# What this task involves
Leaving out the pictures, transcribe all of the records faithfully.

# Dataset entries
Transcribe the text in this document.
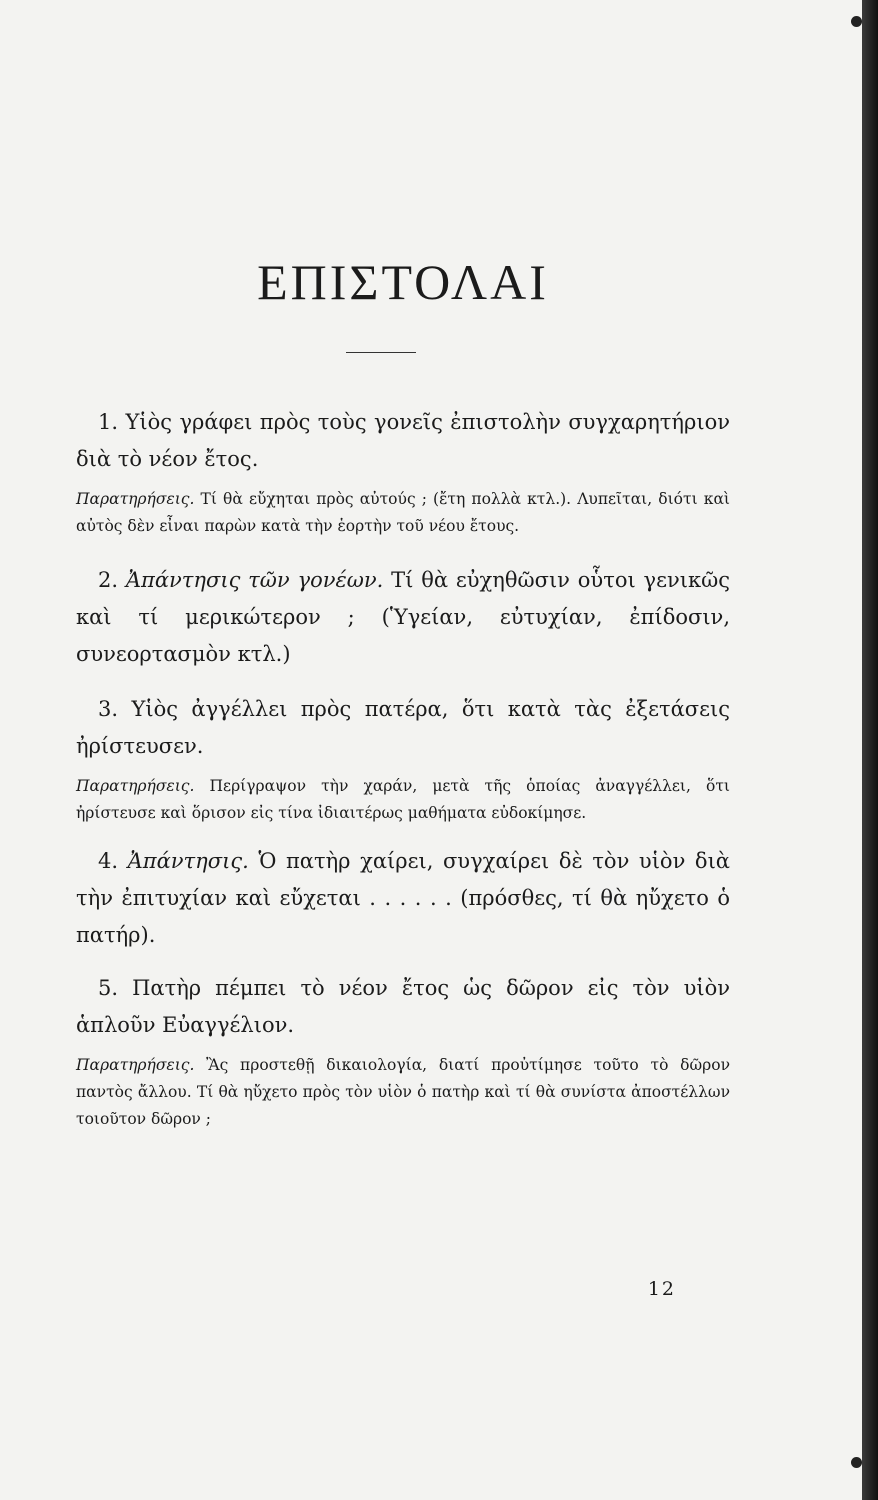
ΕΠΙΣΤΟΛΑΙ

1. Υἱὸς γράφει πρὸς τοὺς γονεῖς ἐπιστολὴν συγχαρητήριον διὰ τὸ νέον ἔτος.

Παρατηρήσεις. Τί θὰ εὔχηται πρὸς αὐτούς ; (ἔτη πολλὰ κτλ.). Λυπεῖται, διότι καὶ αὐτὸς δὲν εἶναι παρὼν κατὰ τὴν ἑορτὴν τοῦ νέου ἔτους.

2. Ἀπάντησις τῶν γονέων. Τί θὰ εὐχηθῶσιν οὗτοι γενικῶς καὶ τί μερικώτερον ; (Ὑγείαν, εὐτυχίαν, ἐπίδοσιν, συνεορτασμὸν κτλ.)

3. Υἱὸς ἀγγέλλει πρὸς πατέρα, ὅτι κατὰ τὰς ἐξετάσεις ἠρίστευσεν.

Παρατηρήσεις. Περίγραψον τὴν χαράν, μετὰ τῆς ὁποίας ἀναγγέλλει, ὅτι ἠρίστευσε καὶ ὅρισον εἰς τίνα ἰδιαιτέρως μαθήματα εὐδοκίμησε.

4. Ἀπάντησις. Ὁ πατὴρ χαίρει, συγχαίρει δὲ τὸν υἱὸν διὰ τὴν ἐπιτυχίαν καὶ εὔχεται . . . . . . (πρόσθες, τί θὰ ηὔχετο ὁ πατήρ).

5. Πατὴρ πέμπει τὸ νέον ἔτος ὡς δῶρον εἰς τὸν υἱὸν ἁπλοῦν Εὐαγγέλιον.

Παρατηρήσεις. Ἂς προστεθῇ δικαιολογία, διατί προὐτίμησε τοῦτο τὸ δῶρον παντὸς ἄλλου. Τί θὰ ηὔχετο πρὸς τὸν υἱὸν ὁ πατὴρ καὶ τί θὰ συνίστα ἀποστέλλων τοιοῦτον δῶρον ;

12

# Response
Transcribe the text in this document.
ΕΠΙΣΤΟΛΑΙ

1. Υἱὸς γράφει πρὸς τοὺς γονεῖς ἐπιστολὴν συγχαρητήριον διὰ τὸ νέον ἔτος.

Παρατηρήσεις. Τί θὰ εὔχηται πρὸς αὐτούς ; (ἔτη πολλὰ κτλ.). Λυπεῖται, διότι καὶ αὐτὸς δὲν εἶναι παρὼν κατὰ τὴν ἑορτὴν τοῦ νέου ἔτους.

2. Ἀπάντησις τῶν γονέων. Τί θὰ εὐχηθῶσιν οὗτοι γενικῶς καὶ τί μερικώτερον ; (Ὑγείαν, εὐτυχίαν, ἐπίδοσιν, συνεορτασμὸν κτλ.)

3. Υἱὸς ἀγγέλλει πρὸς πατέρα, ὅτι κατὰ τὰς ἐξετάσεις ἠρίστευσεν.

Παρατηρήσεις. Περίγραψον τὴν χαράν, μετὰ τῆς ὁποίας ἀναγγέλλει, ὅτι ἠρίστευσε καὶ ὅρισον εἰς τίνα ἰδιαιτέρως μαθήματα εὐδοκίμησε.

4. Ἀπάντησις. Ὁ πατὴρ χαίρει, συγχαίρει δὲ τὸν υἱὸν διὰ τὴν ἐπιτυχίαν καὶ εὔχεται . . . . . . (πρόσθες, τί θὰ ηὔχετο ὁ πατήρ).

5. Πατὴρ πέμπει τὸ νέον ἔτος ὡς δῶρον εἰς τὸν υἱὸν ἁπλοῦν Εὐαγγέλιον.

Παρατηρήσεις. Ἂς προστεθῇ δικαιολογία, διατί προὐτίμησε τοῦτο τὸ δῶρον παντὸς ἄλλου. Τί θὰ ηὔχετο πρὸς τὸν υἱὸν ὁ πατὴρ καὶ τί θὰ συνίστα ἀποστέλλων τοιοῦτον δῶρον ;

12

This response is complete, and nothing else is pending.